*Exercise requirements*. Count how many lines below contain the word "の対前年増減率", then give that number alone.

- - -

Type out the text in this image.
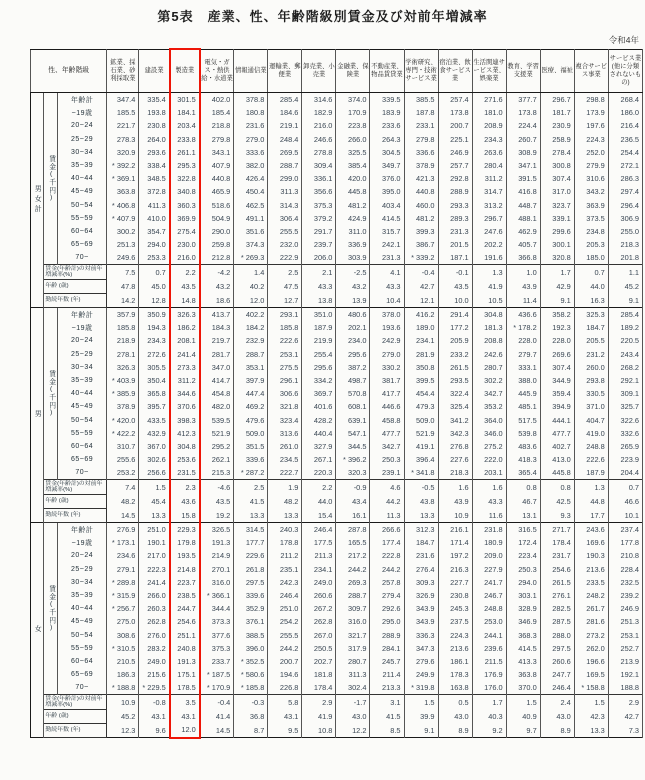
第5表　産業、性、年齢階級別賃金及び対前年増減率
令和4年
性、年齢階級			鉱業、採石業、砂利採取業	建設業	製造業	電気・ガス・熱供給・水道業	情報通信業	運輸業、郵便業	卸売業、小売業	金融業、保険業	不動産業、物品賃貸業	学術研究、専門・技術サービス業	宿泊業、飲食サービス業	生活関連サービス業、娯楽業	教育、学習支援業	医療、福祉	複合サービス事業	サービス業(他に分類されないもの)
男女計	賃金(千円)	年齢計	347.4	335.4	301.5	402.0	378.8	285.4	314.6	374.0	339.5	385.5	257.4	271.6	377.7	296.7	298.8	268.4
		~19歳	185.5	193.8	184.1	185.4	180.8	184.6	182.9	170.9	183.9	187.8	173.8	181.0	173.8	181.7	173.9	186.0
		20~24	221.7	230.8	203.4	218.8	231.6	219.1	216.0	223.8	233.6	233.1	200.7	208.9	224.4	230.9	197.6	216.4
		25~29	278.3	264.0	233.8	279.8	279.0	248.4	246.6	266.0	264.3	279.8	225.1	234.3	260.7	258.9	224.3	236.5
		30~34	320.9	293.6	261.1	343.1	333.6	269.5	278.8	325.5	304.5	336.6	246.9	263.6	308.9	278.4	252.0	254.4
		35~39	* 392.2	338.4	295.3	407.9	382.0	288.7	309.4	385.4	349.7	378.9	257.7	280.4	347.1	300.8	279.9	272.1
		40~44	* 369.1	348.5	322.8	440.8	426.4	299.0	336.1	420.0	376.0	421.3	292.8	311.2	391.5	307.4	310.6	286.3
		45~49	363.8	372.8	340.8	465.9	450.4	311.3	356.6	445.8	395.0	440.8	288.9	314.7	416.8	317.0	343.2	297.4
		50~54	* 406.8	411.3	360.3	518.6	462.5	314.3	375.3	481.2	403.4	460.0	293.3	313.2	448.7	323.7	363.9	296.4
		55~59	* 407.9	410.0	369.9	504.9	491.1	306.4	379.2	424.9	414.5	481.2	289.3	296.7	488.1	339.1	373.5	306.9
		60~64	300.2	354.7	275.4	290.0	351.6	255.5	291.7	311.0	315.7	399.3	231.3	247.6	462.9	299.6	234.8	255.0
		65~69	251.3	294.0	230.0	259.8	374.3	232.0	239.7	336.9	242.1	386.7	201.5	202.2	405.7	300.1	205.3	218.3
		70~	249.6	253.3	216.0	212.8	* 269.3	222.9	206.0	303.9	231.3	* 339.2	187.1	191.6	366.8	320.8	185.0	201.8
	賃金(年齢計)の対前年増減率(%)		7.5	0.7	2.2	-4.2	1.4	2.5	2.1	-2.5	4.1	-0.4	-0.1	1.3	1.0	1.7	0.7	1.1
	年齢 (歳)		47.8	45.0	43.5	43.2	40.2	47.5	43.3	43.2	43.3	42.7	43.5	41.9	43.9	42.9	44.0	45.2
	勤続年数 (年)		14.2	12.8	14.8	18.6	12.0	12.7	13.8	13.9	10.4	12.1	10.0	10.5	11.4	9.1	16.3	9.1
男	賃金(千円)	年齢計	357.9	350.9	326.3	413.7	402.2	293.1	351.0	480.6	378.0	416.2	291.4	304.8	436.6	358.2	325.3	285.4
		~19歳	185.8	194.3	186.2	184.3	184.2	185.8	187.9	202.1	193.6	189.0	177.2	181.3	* 178.2	192.3	184.7	189.2
		20~24	218.9	234.3	208.1	219.7	232.9	222.6	219.9	234.0	242.9	234.1	205.9	208.8	228.0	228.0	205.5	220.5
		25~29	278.1	272.6	241.4	281.7	288.7	253.1	255.4	295.6	279.0	281.9	233.2	242.6	279.7	269.6	231.2	243.4
		30~34	326.3	305.5	273.3	347.0	353.1	275.5	295.6	387.2	330.2	350.8	261.5	280.7	333.1	307.4	260.0	268.2
		35~39	* 403.9	350.4	311.2	414.7	397.9	296.1	334.2	498.7	381.7	399.5	293.5	302.2	388.0	344.9	293.8	292.1
		40~44	* 385.9	365.8	344.6	454.8	447.4	306.6	369.7	570.8	417.7	454.4	322.4	342.7	445.9	359.4	330.5	309.1
		45~49	378.9	395.7	370.6	482.0	469.2	321.8	401.6	608.1	446.6	479.3	325.4	353.2	485.1	394.9	371.0	325.7
		50~54	* 420.0	433.5	398.3	539.5	479.6	323.4	428.2	639.1	458.8	509.0	341.2	364.0	517.5	444.1	404.7	322.6
		55~59	* 422.2	432.9	412.3	521.9	509.0	313.6	440.4	547.1	477.7	521.9	342.3	346.0	539.8	477.7	419.0	332.6
		60~64	310.7	367.0	304.8	295.2	351.5	261.0	327.9	344.5	342.7	419.1	276.8	275.2	483.6	402.7	248.8	265.9
		65~69	255.6	302.6	253.6	262.1	339.6	234.5	267.1	* 396.2	250.3	396.4	227.6	222.0	418.3	413.0	222.6	223.9
		70~	253.2	256.6	231.5	215.3	* 287.2	222.7	220.3	320.3	239.1	* 341.8	218.3	203.1	365.4	445.8	187.9	204.4
	賃金(年齢計)の対前年増減率(%)		7.4	1.5	2.3	-4.6	2.5	1.9	2.2	-0.9	4.6	-0.5	1.6	1.6	0.8	0.8	1.3	0.7
	年齢 (歳)		48.2	45.4	43.6	43.5	41.5	48.2	44.0	43.4	44.2	43.8	43.9	43.3	46.7	42.5	44.8	46.6
	勤続年数 (年)		14.5	13.3	15.8	19.2	13.3	13.3	15.4	16.1	11.3	13.3	10.9	11.6	13.1	9.3	17.7	10.1
女	賃金(千円)	年齢計	276.9	251.0	229.3	326.5	314.5	240.3	246.4	287.8	266.6	312.3	216.1	231.8	316.5	271.7	243.6	237.4
		~19歳	* 173.1	190.1	179.8	191.3	177.7	178.8	177.5	165.5	177.4	184.7	171.4	180.9	172.4	178.4	169.6	177.8
		20~24	234.6	217.0	193.5	214.9	229.6	211.2	211.3	217.2	222.8	231.6	197.2	209.0	223.4	231.7	190.3	210.8
		25~29	279.1	222.3	214.8	270.1	261.8	235.1	234.1	244.2	244.2	276.4	216.3	227.9	250.3	254.6	213.6	228.4
		30~34	* 289.8	241.4	223.7	316.0	297.5	242.3	249.0	269.3	257.8	309.3	227.7	241.7	294.0	261.5	233.5	232.5
		35~39	* 315.9	266.0	238.5	* 366.1	339.6	246.4	260.6	288.7	279.4	326.9	230.8	246.7	303.1	276.1	248.2	239.2
		40~44	* 256.7	260.3	244.7	344.4	352.9	251.0	267.2	309.7	292.6	343.9	245.3	248.8	328.9	282.5	261.7	246.9
		45~49	275.0	262.8	254.6	373.3	376.1	254.2	262.8	316.0	295.0	343.9	237.5	253.0	346.9	287.5	281.6	251.3
		50~54	308.6	276.0	251.1	377.6	388.5	255.5	267.0	321.7	288.9	336.3	224.3	244.1	368.3	288.0	273.2	253.1
		55~59	* 310.5	283.2	240.8	375.3	396.0	244.2	250.5	317.9	284.1	347.3	213.6	239.6	414.5	297.5	262.0	252.7
		60~64	210.5	249.0	191.3	233.7	* 352.5	200.7	202.7	280.7	245.7	279.6	186.1	211.5	413.3	260.6	196.6	213.9
		65~69	186.3	215.6	175.1	* 187.5	* 580.6	194.6	181.8	311.3	211.4	249.9	178.3	176.9	363.8	247.7	169.5	192.1
		70~	* 188.8	* 229.5	178.5	* 170.9	* 185.8	226.8	178.4	302.4	213.3	* 319.8	163.8	176.0	370.0	246.4	* 158.8	188.8
	賃金(年齢計)の対前年増減率(%)		10.9	-0.8	3.5	-0.4	-0.3	5.8	2.9	-1.7	3.1	1.5	0.5	1.7	1.5	2.4	1.5	2.9
	年齢 (歳)		45.2	43.1	43.1	41.4	36.8	43.1	41.9	43.0	41.5	39.9	43.0	40.3	40.9	43.0	42.3	42.7
	勤続年数 (年)		12.3	9.6	12.0	14.5	8.7	9.5	10.8	12.2	8.5	9.1	8.9	9.2	9.7	8.9	13.3	7.3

- - -

*Written response*. 3